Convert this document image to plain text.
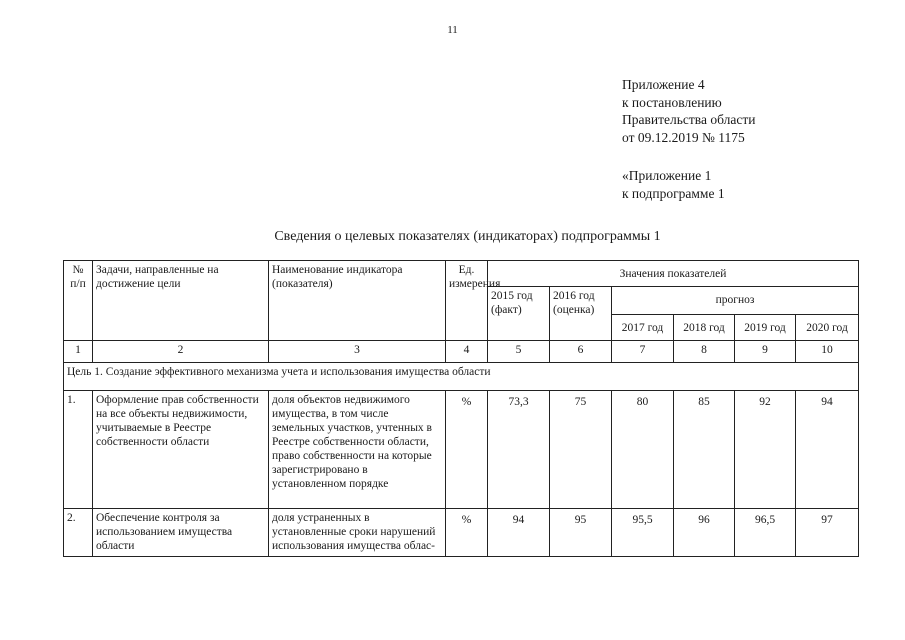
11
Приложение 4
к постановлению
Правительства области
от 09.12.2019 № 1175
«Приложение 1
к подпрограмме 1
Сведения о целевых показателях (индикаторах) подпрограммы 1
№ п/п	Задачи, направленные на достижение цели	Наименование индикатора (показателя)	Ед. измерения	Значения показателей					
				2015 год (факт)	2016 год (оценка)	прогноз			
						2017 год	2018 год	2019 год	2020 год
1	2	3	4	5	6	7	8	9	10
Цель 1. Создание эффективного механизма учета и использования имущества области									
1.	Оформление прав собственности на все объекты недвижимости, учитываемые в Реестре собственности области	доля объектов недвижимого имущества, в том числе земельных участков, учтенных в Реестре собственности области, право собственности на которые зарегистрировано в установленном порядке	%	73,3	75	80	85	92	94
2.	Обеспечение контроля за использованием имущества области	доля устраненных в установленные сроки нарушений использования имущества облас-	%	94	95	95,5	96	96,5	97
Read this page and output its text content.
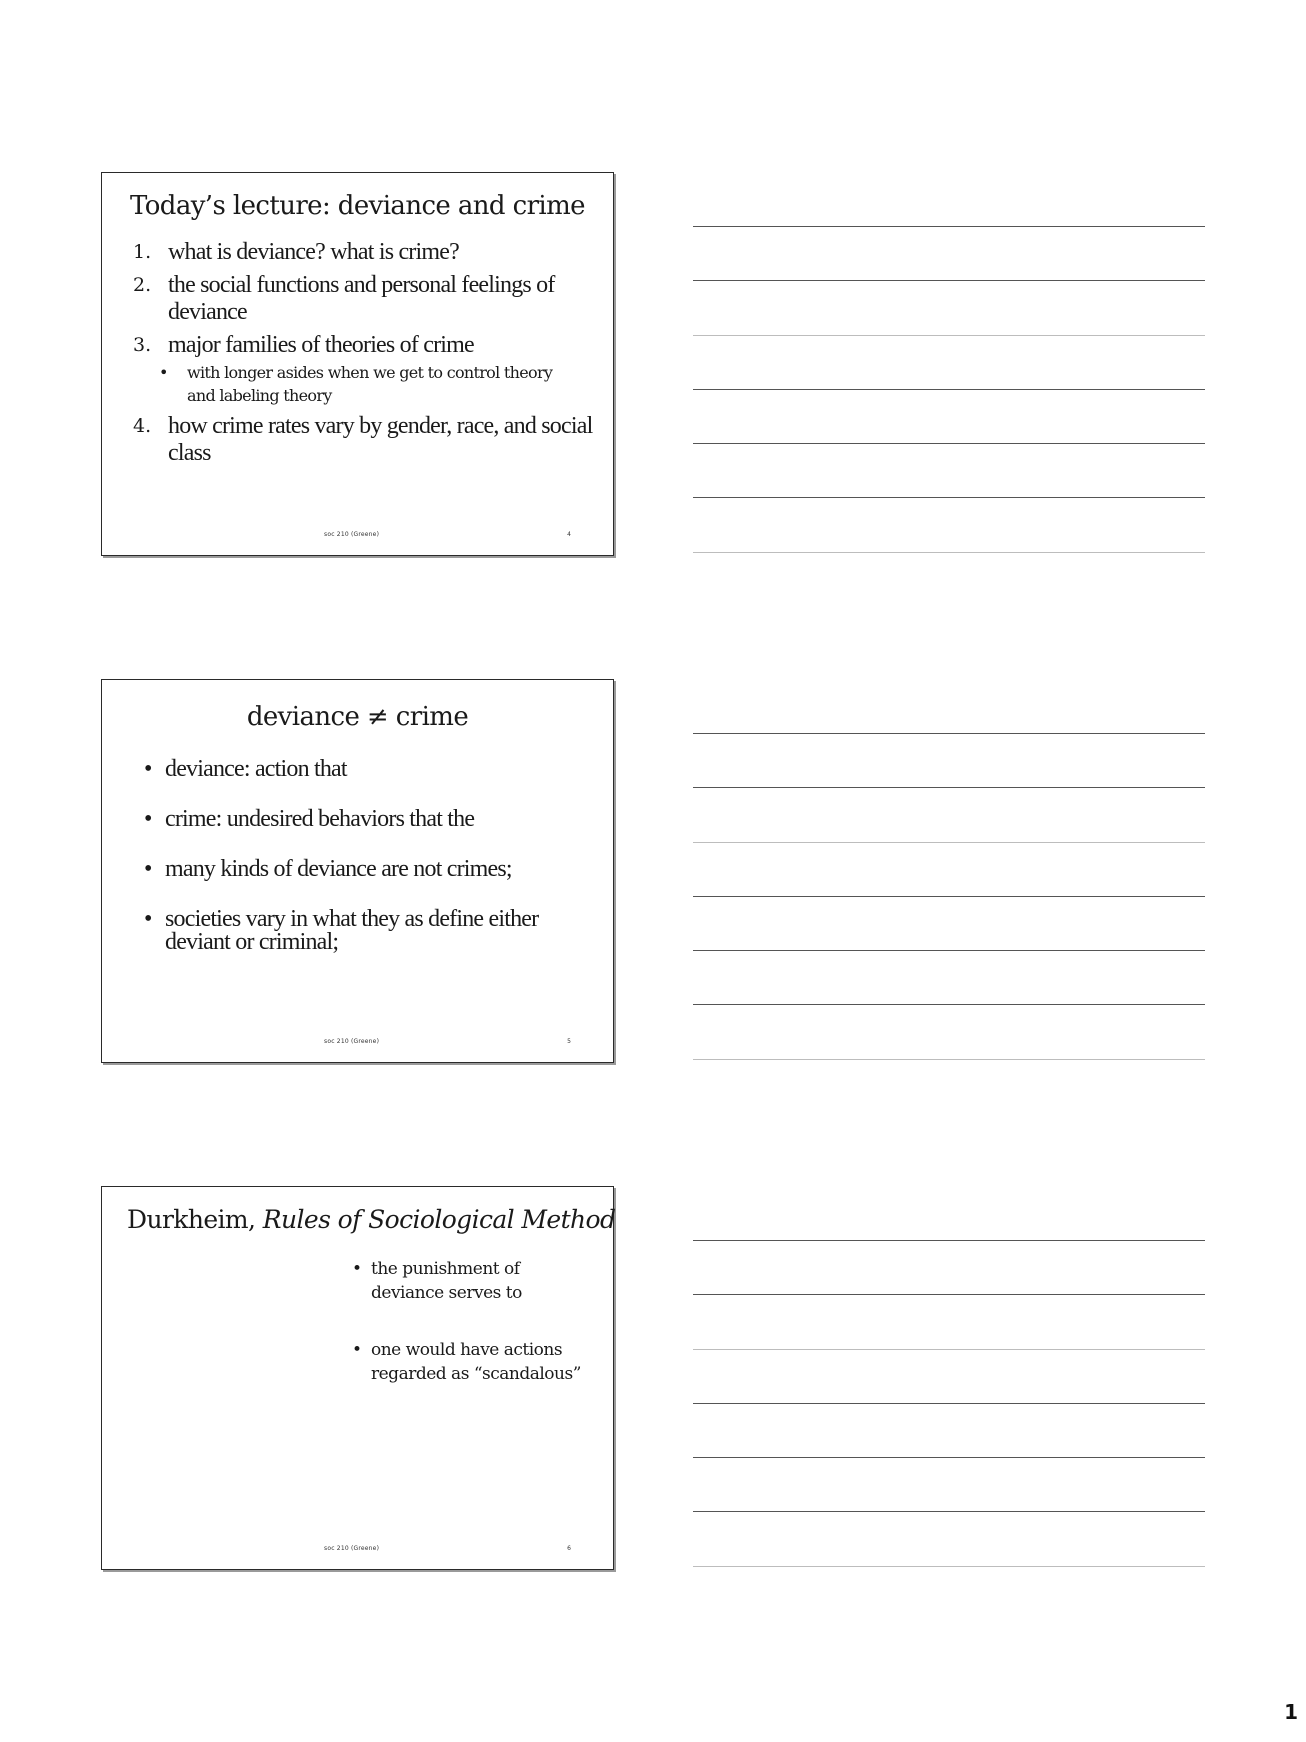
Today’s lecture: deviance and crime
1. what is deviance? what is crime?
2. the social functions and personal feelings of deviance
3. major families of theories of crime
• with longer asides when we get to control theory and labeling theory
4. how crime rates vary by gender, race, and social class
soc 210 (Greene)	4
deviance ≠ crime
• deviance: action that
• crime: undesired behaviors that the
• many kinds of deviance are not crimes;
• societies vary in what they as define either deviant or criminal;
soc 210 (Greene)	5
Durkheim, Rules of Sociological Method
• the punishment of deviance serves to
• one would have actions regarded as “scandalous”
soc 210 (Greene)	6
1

· · · · ·

## What you should do
Ignore the images and quote every line of the listing exactly.

## Full output
Convert this document image to plain text.
11
Приложение 4
к постановлению
Правительства области
от 09.12.2019 № 1175
«Приложение 1
к подпрограмме 1
Сведения о целевых показателях (индикаторах) подпрограммы 1
№ п/п	Задачи, направленные на достижение цели	Наименование индикатора (показателя)	Ед. измерения	Значения показателей					
				2015 год (факт)	2016 год (оценка)	прогноз			
						2017 год	2018 год	2019 год	2020 год
1	2	3	4	5	6	7	8	9	10
Цель 1. Создание эффективного механизма учета и использования имущества области									
1.	Оформление прав собственности на все объекты недвижимости, учитываемые в Реестре собственности области	доля объектов недвижимого имущества, в том числе земельных участков, учтенных в Реестре собственности области, право собственности на которые зарегистрировано в установленном порядке	%	73,3	75	80	85	92	94
2.	Обеспечение контроля за использованием имущества области	доля устраненных в установленные сроки нарушений использования имущества облас-	%	94	95	95,5	96	96,5	97
Read this page and output its text content.
Today’s lecture: deviance and crime
1. what is deviance? what is crime?
2. the social functions and personal feelings of deviance
3. major families of theories of crime
• with longer asides when we get to control theory and labeling theory
4. how crime rates vary by gender, race, and social class
soc 210 (Greene)	4
deviance ≠ crime
• deviance: action that
• crime: undesired behaviors that the
• many kinds of deviance are not crimes;
• societies vary in what they as define either deviant or criminal;
soc 210 (Greene)	5
Durkheim, Rules of Sociological Method
• the punishment of deviance serves to
• one would have actions regarded as “scandalous”
soc 210 (Greene)	6
1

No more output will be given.